(Lines of data)
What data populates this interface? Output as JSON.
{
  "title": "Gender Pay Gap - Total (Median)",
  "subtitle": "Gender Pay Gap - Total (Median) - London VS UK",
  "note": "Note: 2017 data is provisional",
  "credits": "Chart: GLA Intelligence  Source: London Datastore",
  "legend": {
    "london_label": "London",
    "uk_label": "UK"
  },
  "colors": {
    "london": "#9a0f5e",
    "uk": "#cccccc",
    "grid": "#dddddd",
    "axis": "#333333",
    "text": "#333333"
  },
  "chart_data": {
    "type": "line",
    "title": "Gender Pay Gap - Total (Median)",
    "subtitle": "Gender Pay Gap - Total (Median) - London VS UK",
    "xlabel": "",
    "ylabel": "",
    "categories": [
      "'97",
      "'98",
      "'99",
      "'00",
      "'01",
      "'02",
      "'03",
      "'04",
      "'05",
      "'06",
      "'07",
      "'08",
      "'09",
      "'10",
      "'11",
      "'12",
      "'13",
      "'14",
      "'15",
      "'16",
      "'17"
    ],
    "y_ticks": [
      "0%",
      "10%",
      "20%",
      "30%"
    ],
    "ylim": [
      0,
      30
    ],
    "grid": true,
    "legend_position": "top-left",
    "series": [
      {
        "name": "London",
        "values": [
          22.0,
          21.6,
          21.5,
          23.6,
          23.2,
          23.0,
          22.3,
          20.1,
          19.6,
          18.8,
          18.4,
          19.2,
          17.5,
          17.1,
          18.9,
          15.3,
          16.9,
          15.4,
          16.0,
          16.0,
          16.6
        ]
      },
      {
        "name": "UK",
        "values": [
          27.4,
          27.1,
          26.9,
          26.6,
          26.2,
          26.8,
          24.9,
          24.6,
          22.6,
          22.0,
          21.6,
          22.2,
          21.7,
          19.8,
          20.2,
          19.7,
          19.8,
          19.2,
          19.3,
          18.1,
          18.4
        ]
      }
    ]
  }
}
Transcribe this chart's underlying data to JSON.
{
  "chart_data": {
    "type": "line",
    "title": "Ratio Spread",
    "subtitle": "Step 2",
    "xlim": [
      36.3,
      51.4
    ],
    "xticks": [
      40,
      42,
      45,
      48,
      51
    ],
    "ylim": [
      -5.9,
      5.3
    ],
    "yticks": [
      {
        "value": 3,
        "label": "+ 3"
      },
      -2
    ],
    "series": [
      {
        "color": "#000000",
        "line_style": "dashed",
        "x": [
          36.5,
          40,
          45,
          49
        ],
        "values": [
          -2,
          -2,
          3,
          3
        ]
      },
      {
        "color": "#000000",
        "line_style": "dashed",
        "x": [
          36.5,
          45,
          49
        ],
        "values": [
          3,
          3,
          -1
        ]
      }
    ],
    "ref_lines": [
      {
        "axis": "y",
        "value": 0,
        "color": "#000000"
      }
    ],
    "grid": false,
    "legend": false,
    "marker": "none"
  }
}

__Stated exercise__: Quote each line above in full, word for word.

__Completed task__:
What data populates this interface? Output as JSON.
{
  "title": "Gender Pay Gap - Total (Median)",
  "subtitle": "Gender Pay Gap - Total (Median) - London VS UK",
  "note": "Note: 2017 data is provisional",
  "credits": "Chart: GLA Intelligence  Source: London Datastore",
  "legend": {
    "london_label": "London",
    "uk_label": "UK"
  },
  "colors": {
    "london": "#9a0f5e",
    "uk": "#cccccc",
    "grid": "#dddddd",
    "axis": "#333333",
    "text": "#333333"
  },
  "chart_data": {
    "type": "line",
    "title": "Gender Pay Gap - Total (Median)",
    "subtitle": "Gender Pay Gap - Total (Median) - London VS UK",
    "xlabel": "",
    "ylabel": "",
    "categories": [
      "'97",
      "'98",
      "'99",
      "'00",
      "'01",
      "'02",
      "'03",
      "'04",
      "'05",
      "'06",
      "'07",
      "'08",
      "'09",
      "'10",
      "'11",
      "'12",
      "'13",
      "'14",
      "'15",
      "'16",
      "'17"
    ],
    "y_ticks": [
      "0%",
      "10%",
      "20%",
      "30%"
    ],
    "ylim": [
      0,
      30
    ],
    "grid": true,
    "legend_position": "top-left",
    "series": [
      {
        "name": "London",
        "values": [
          22.0,
          21.6,
          21.5,
          23.6,
          23.2,
          23.0,
          22.3,
          20.1,
          19.6,
          18.8,
          18.4,
          19.2,
          17.5,
          17.1,
          18.9,
          15.3,
          16.9,
          15.4,
          16.0,
          16.0,
          16.6
        ]
      },
      {
        "name": "UK",
        "values": [
          27.4,
          27.1,
          26.9,
          26.6,
          26.2,
          26.8,
          24.9,
          24.6,
          22.6,
          22.0,
          21.6,
          22.2,
          21.7,
          19.8,
          20.2,
          19.7,
          19.8,
          19.2,
          19.3,
          18.1,
          18.4
        ]
      }
    ]
  }
}
Transcribe this chart's underlying data to JSON.
{
  "chart_data": {
    "type": "line",
    "title": "Ratio Spread",
    "subtitle": "Step 2",
    "xlim": [
      36.3,
      51.4
    ],
    "xticks": [
      40,
      42,
      45,
      48,
      51
    ],
    "ylim": [
      -5.9,
      5.3
    ],
    "yticks": [
      {
        "value": 3,
        "label": "+ 3"
      },
      -2
    ],
    "series": [
      {
        "color": "#000000",
        "line_style": "dashed",
        "x": [
          36.5,
          40,
          45,
          49
        ],
        "values": [
          -2,
          -2,
          3,
          3
        ]
      },
      {
        "color": "#000000",
        "line_style": "dashed",
        "x": [
          36.5,
          45,
          49
        ],
        "values": [
          3,
          3,
          -1
        ]
      }
    ],
    "ref_lines": [
      {
        "axis": "y",
        "value": 0,
        "color": "#000000"
      }
    ],
    "grid": false,
    "legend": false,
    "marker": "none"
  }
}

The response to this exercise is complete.